Copy nothing but the text: repeat each entry exactly and drop the images.

-- Start SUPPLIED INFORMATION --

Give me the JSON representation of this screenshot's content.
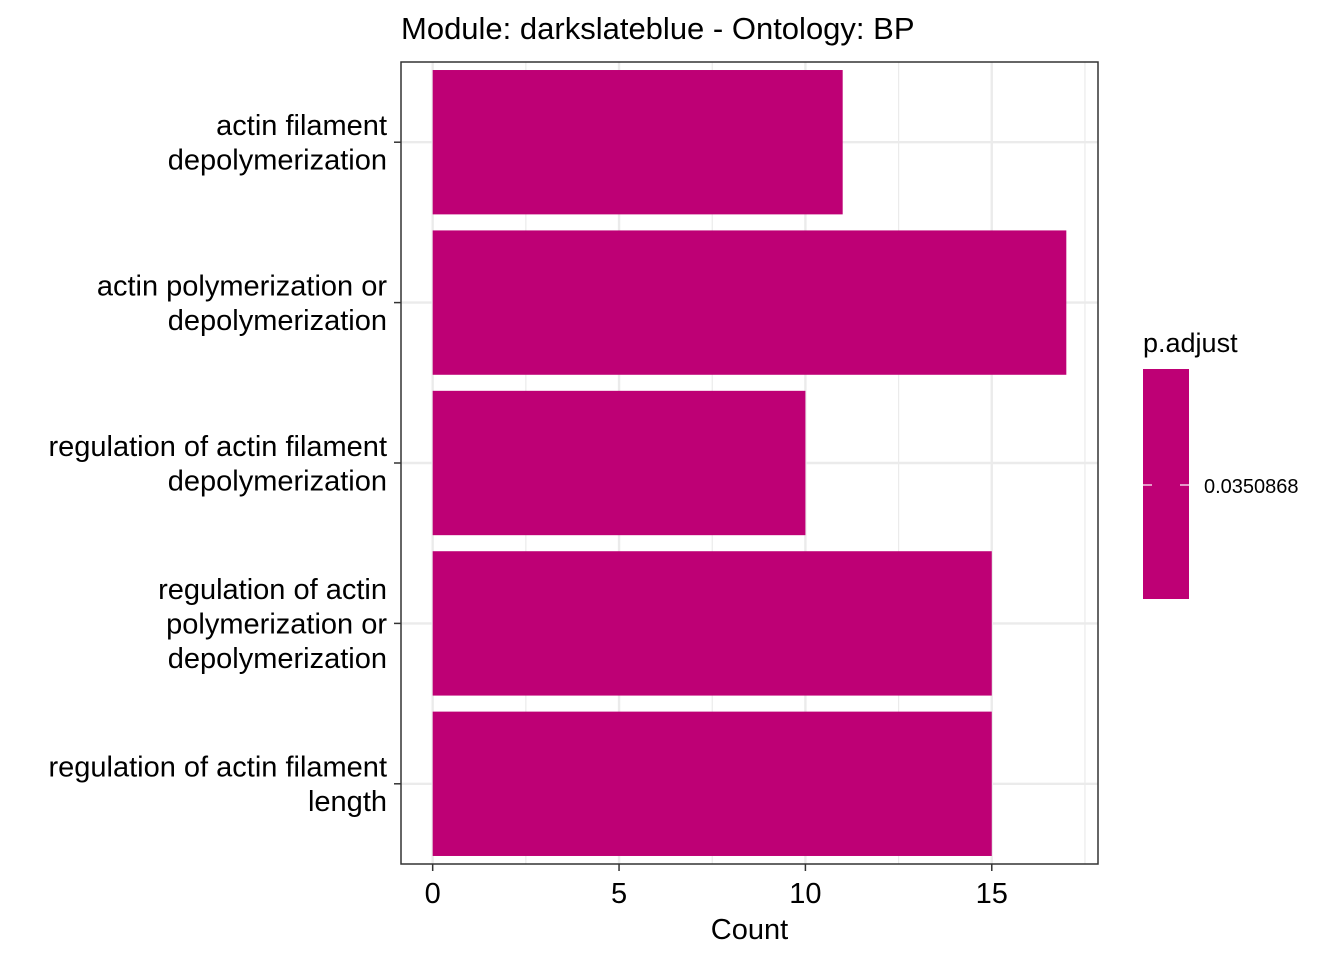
{
  "chart_data": {
    "type": "bar",
    "orientation": "horizontal",
    "title": "Module: darkslateblue - Ontology: BP",
    "xlabel": "Count",
    "ylabel": "",
    "categories": [
      [
        "actin filament",
        "depolymerization"
      ],
      [
        "actin polymerization or",
        "depolymerization"
      ],
      [
        "regulation of actin filament",
        "depolymerization"
      ],
      [
        "regulation of actin",
        "polymerization or",
        "depolymerization"
      ],
      [
        "regulation of actin filament",
        "length"
      ]
    ],
    "values": [
      11,
      17,
      10,
      15,
      15
    ],
    "xlim": [
      -0.85,
      17.85
    ],
    "xticks": [
      0,
      5,
      10,
      15
    ],
    "grid": true,
    "bar_color": "#BE0075",
    "legend": {
      "title": "p.adjust",
      "label": "0.0350868",
      "color": "#BE0075",
      "position": "right"
    }
  }
}
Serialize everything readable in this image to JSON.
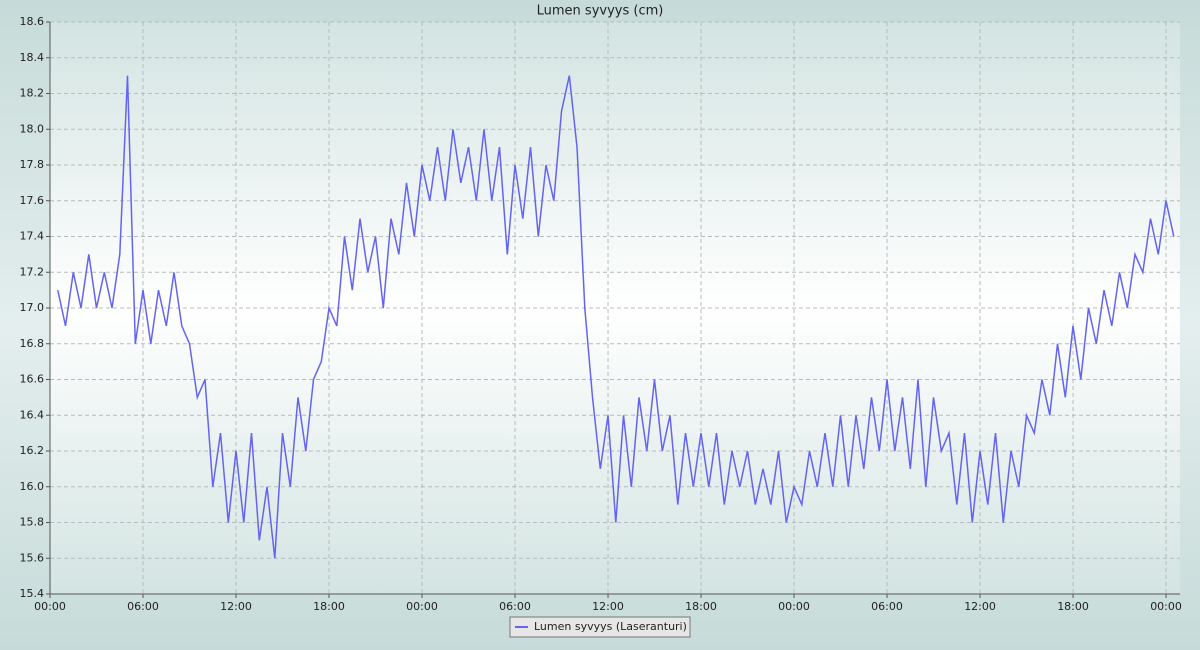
{
  "chart_data": {
    "type": "line",
    "title": "Lumen syvyys (cm)",
    "x": [
      0.5,
      1,
      1.5,
      2,
      2.5,
      3,
      3.5,
      4,
      4.5,
      5,
      5.5,
      6,
      6.5,
      7,
      7.5,
      8,
      8.5,
      9,
      9.5,
      10,
      10.5,
      11,
      11.5,
      12,
      12.5,
      13,
      13.5,
      14,
      14.5,
      15,
      15.5,
      16,
      16.5,
      17,
      17.5,
      18,
      18.5,
      19,
      19.5,
      20,
      20.5,
      21,
      21.5,
      22,
      22.5,
      23,
      23.5,
      24,
      24.5,
      25,
      25.5,
      26,
      26.5,
      27,
      27.5,
      28,
      28.5,
      29,
      29.5,
      30,
      30.5,
      31,
      31.5,
      32,
      32.5,
      33,
      33.5,
      34,
      34.5,
      35,
      35.5,
      36,
      36.5,
      37,
      37.5,
      38,
      38.5,
      39,
      39.5,
      40,
      40.5,
      41,
      41.5,
      42,
      42.5,
      43,
      43.5,
      44,
      44.5,
      45,
      45.5,
      46,
      46.5,
      47,
      47.5,
      48,
      48.5,
      49,
      49.5,
      50,
      50.5,
      51,
      51.5,
      52,
      52.5,
      53,
      53.5,
      54,
      54.5,
      55,
      55.5,
      56,
      56.5,
      57,
      57.5,
      58,
      58.5,
      59,
      59.5,
      60,
      60.5,
      61,
      61.5,
      62,
      62.5,
      63,
      63.5,
      64,
      64.5,
      65,
      65.5,
      66,
      66.5,
      67,
      67.5,
      68,
      68.5,
      69,
      69.5,
      70,
      70.5,
      71,
      71.5,
      72,
      72.5
    ],
    "series": [
      {
        "name": "Lumen syvyys (Laseranturi)",
        "color": "#6464f0",
        "values": [
          17.1,
          16.9,
          17.2,
          17.0,
          17.3,
          17.0,
          17.2,
          17.0,
          17.3,
          18.3,
          16.8,
          17.1,
          16.8,
          17.1,
          16.9,
          17.2,
          16.9,
          16.8,
          16.5,
          16.6,
          16.0,
          16.3,
          15.8,
          16.2,
          15.8,
          16.3,
          15.7,
          16.0,
          15.6,
          16.3,
          16.0,
          16.5,
          16.2,
          16.6,
          16.7,
          17.0,
          16.9,
          17.4,
          17.1,
          17.5,
          17.2,
          17.4,
          17.0,
          17.5,
          17.3,
          17.7,
          17.4,
          17.8,
          17.6,
          17.9,
          17.6,
          18.0,
          17.7,
          17.9,
          17.6,
          18.0,
          17.6,
          17.9,
          17.3,
          17.8,
          17.5,
          17.9,
          17.4,
          17.8,
          17.6,
          18.1,
          18.3,
          17.9,
          17.0,
          16.5,
          16.1,
          16.4,
          15.8,
          16.4,
          16.0,
          16.5,
          16.2,
          16.6,
          16.2,
          16.4,
          15.9,
          16.3,
          16.0,
          16.3,
          16.0,
          16.3,
          15.9,
          16.2,
          16.0,
          16.2,
          15.9,
          16.1,
          15.9,
          16.2,
          15.8,
          16.0,
          15.9,
          16.2,
          16.0,
          16.3,
          16.0,
          16.4,
          16.0,
          16.4,
          16.1,
          16.5,
          16.2,
          16.6,
          16.2,
          16.5,
          16.1,
          16.6,
          16.0,
          16.5,
          16.2,
          16.3,
          15.9,
          16.3,
          15.8,
          16.2,
          15.9,
          16.3,
          15.8,
          16.2,
          16.0,
          16.4,
          16.3,
          16.6,
          16.4,
          16.8,
          16.5,
          16.9,
          16.6,
          17.0,
          16.8,
          17.1,
          16.9,
          17.2,
          17.0,
          17.3,
          17.2,
          17.5,
          17.3,
          17.6,
          17.4
        ]
      }
    ],
    "xlim": [
      0,
      72.9
    ],
    "xticks": [
      {
        "value": 0,
        "label": "00:00"
      },
      {
        "value": 6,
        "label": "06:00"
      },
      {
        "value": 12,
        "label": "12:00"
      },
      {
        "value": 18,
        "label": "18:00"
      },
      {
        "value": 24,
        "label": "00:00"
      },
      {
        "value": 30,
        "label": "06:00"
      },
      {
        "value": 36,
        "label": "12:00"
      },
      {
        "value": 42,
        "label": "18:00"
      },
      {
        "value": 48,
        "label": "00:00"
      },
      {
        "value": 54,
        "label": "06:00"
      },
      {
        "value": 60,
        "label": "12:00"
      },
      {
        "value": 66,
        "label": "18:00"
      },
      {
        "value": 72,
        "label": "00:00"
      }
    ],
    "ylim": [
      15.4,
      18.6
    ],
    "yticks": [
      15.4,
      15.6,
      15.8,
      {
        "value": 16,
        "label": "16.0"
      },
      16.2,
      16.4,
      16.6,
      16.8,
      {
        "value": 17,
        "label": "17.0"
      },
      17.2,
      17.4,
      17.6,
      17.8,
      {
        "value": 18,
        "label": "18.0"
      },
      18.2,
      18.4,
      18.6
    ],
    "grid": true
  }
}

-- End SUPPLIED INFORMATION --

- SOLUTION FOR THIS EXERCISE
Give me the JSON representation of this screenshot's content.
{
  "chart_data": {
    "type": "bar",
    "orientation": "horizontal",
    "title": "Module: darkslateblue - Ontology: BP",
    "xlabel": "Count",
    "ylabel": "",
    "categories": [
      [
        "actin filament",
        "depolymerization"
      ],
      [
        "actin polymerization or",
        "depolymerization"
      ],
      [
        "regulation of actin filament",
        "depolymerization"
      ],
      [
        "regulation of actin",
        "polymerization or",
        "depolymerization"
      ],
      [
        "regulation of actin filament",
        "length"
      ]
    ],
    "values": [
      11,
      17,
      10,
      15,
      15
    ],
    "xlim": [
      -0.85,
      17.85
    ],
    "xticks": [
      0,
      5,
      10,
      15
    ],
    "grid": true,
    "bar_color": "#BE0075",
    "legend": {
      "title": "p.adjust",
      "label": "0.0350868",
      "color": "#BE0075",
      "position": "right"
    }
  }
}
Serialize everything readable in this image to JSON.
{
  "chart_data": {
    "type": "line",
    "title": "Lumen syvyys (cm)",
    "x": [
      0.5,
      1,
      1.5,
      2,
      2.5,
      3,
      3.5,
      4,
      4.5,
      5,
      5.5,
      6,
      6.5,
      7,
      7.5,
      8,
      8.5,
      9,
      9.5,
      10,
      10.5,
      11,
      11.5,
      12,
      12.5,
      13,
      13.5,
      14,
      14.5,
      15,
      15.5,
      16,
      16.5,
      17,
      17.5,
      18,
      18.5,
      19,
      19.5,
      20,
      20.5,
      21,
      21.5,
      22,
      22.5,
      23,
      23.5,
      24,
      24.5,
      25,
      25.5,
      26,
      26.5,
      27,
      27.5,
      28,
      28.5,
      29,
      29.5,
      30,
      30.5,
      31,
      31.5,
      32,
      32.5,
      33,
      33.5,
      34,
      34.5,
      35,
      35.5,
      36,
      36.5,
      37,
      37.5,
      38,
      38.5,
      39,
      39.5,
      40,
      40.5,
      41,
      41.5,
      42,
      42.5,
      43,
      43.5,
      44,
      44.5,
      45,
      45.5,
      46,
      46.5,
      47,
      47.5,
      48,
      48.5,
      49,
      49.5,
      50,
      50.5,
      51,
      51.5,
      52,
      52.5,
      53,
      53.5,
      54,
      54.5,
      55,
      55.5,
      56,
      56.5,
      57,
      57.5,
      58,
      58.5,
      59,
      59.5,
      60,
      60.5,
      61,
      61.5,
      62,
      62.5,
      63,
      63.5,
      64,
      64.5,
      65,
      65.5,
      66,
      66.5,
      67,
      67.5,
      68,
      68.5,
      69,
      69.5,
      70,
      70.5,
      71,
      71.5,
      72,
      72.5
    ],
    "series": [
      {
        "name": "Lumen syvyys (Laseranturi)",
        "color": "#6464f0",
        "values": [
          17.1,
          16.9,
          17.2,
          17.0,
          17.3,
          17.0,
          17.2,
          17.0,
          17.3,
          18.3,
          16.8,
          17.1,
          16.8,
          17.1,
          16.9,
          17.2,
          16.9,
          16.8,
          16.5,
          16.6,
          16.0,
          16.3,
          15.8,
          16.2,
          15.8,
          16.3,
          15.7,
          16.0,
          15.6,
          16.3,
          16.0,
          16.5,
          16.2,
          16.6,
          16.7,
          17.0,
          16.9,
          17.4,
          17.1,
          17.5,
          17.2,
          17.4,
          17.0,
          17.5,
          17.3,
          17.7,
          17.4,
          17.8,
          17.6,
          17.9,
          17.6,
          18.0,
          17.7,
          17.9,
          17.6,
          18.0,
          17.6,
          17.9,
          17.3,
          17.8,
          17.5,
          17.9,
          17.4,
          17.8,
          17.6,
          18.1,
          18.3,
          17.9,
          17.0,
          16.5,
          16.1,
          16.4,
          15.8,
          16.4,
          16.0,
          16.5,
          16.2,
          16.6,
          16.2,
          16.4,
          15.9,
          16.3,
          16.0,
          16.3,
          16.0,
          16.3,
          15.9,
          16.2,
          16.0,
          16.2,
          15.9,
          16.1,
          15.9,
          16.2,
          15.8,
          16.0,
          15.9,
          16.2,
          16.0,
          16.3,
          16.0,
          16.4,
          16.0,
          16.4,
          16.1,
          16.5,
          16.2,
          16.6,
          16.2,
          16.5,
          16.1,
          16.6,
          16.0,
          16.5,
          16.2,
          16.3,
          15.9,
          16.3,
          15.8,
          16.2,
          15.9,
          16.3,
          15.8,
          16.2,
          16.0,
          16.4,
          16.3,
          16.6,
          16.4,
          16.8,
          16.5,
          16.9,
          16.6,
          17.0,
          16.8,
          17.1,
          16.9,
          17.2,
          17.0,
          17.3,
          17.2,
          17.5,
          17.3,
          17.6,
          17.4
        ]
      }
    ],
    "xlim": [
      0,
      72.9
    ],
    "xticks": [
      {
        "value": 0,
        "label": "00:00"
      },
      {
        "value": 6,
        "label": "06:00"
      },
      {
        "value": 12,
        "label": "12:00"
      },
      {
        "value": 18,
        "label": "18:00"
      },
      {
        "value": 24,
        "label": "00:00"
      },
      {
        "value": 30,
        "label": "06:00"
      },
      {
        "value": 36,
        "label": "12:00"
      },
      {
        "value": 42,
        "label": "18:00"
      },
      {
        "value": 48,
        "label": "00:00"
      },
      {
        "value": 54,
        "label": "06:00"
      },
      {
        "value": 60,
        "label": "12:00"
      },
      {
        "value": 66,
        "label": "18:00"
      },
      {
        "value": 72,
        "label": "00:00"
      }
    ],
    "ylim": [
      15.4,
      18.6
    ],
    "yticks": [
      15.4,
      15.6,
      15.8,
      {
        "value": 16,
        "label": "16.0"
      },
      16.2,
      16.4,
      16.6,
      16.8,
      {
        "value": 17,
        "label": "17.0"
      },
      17.2,
      17.4,
      17.6,
      17.8,
      {
        "value": 18,
        "label": "18.0"
      },
      18.2,
      18.4,
      18.6
    ],
    "grid": true
  }
}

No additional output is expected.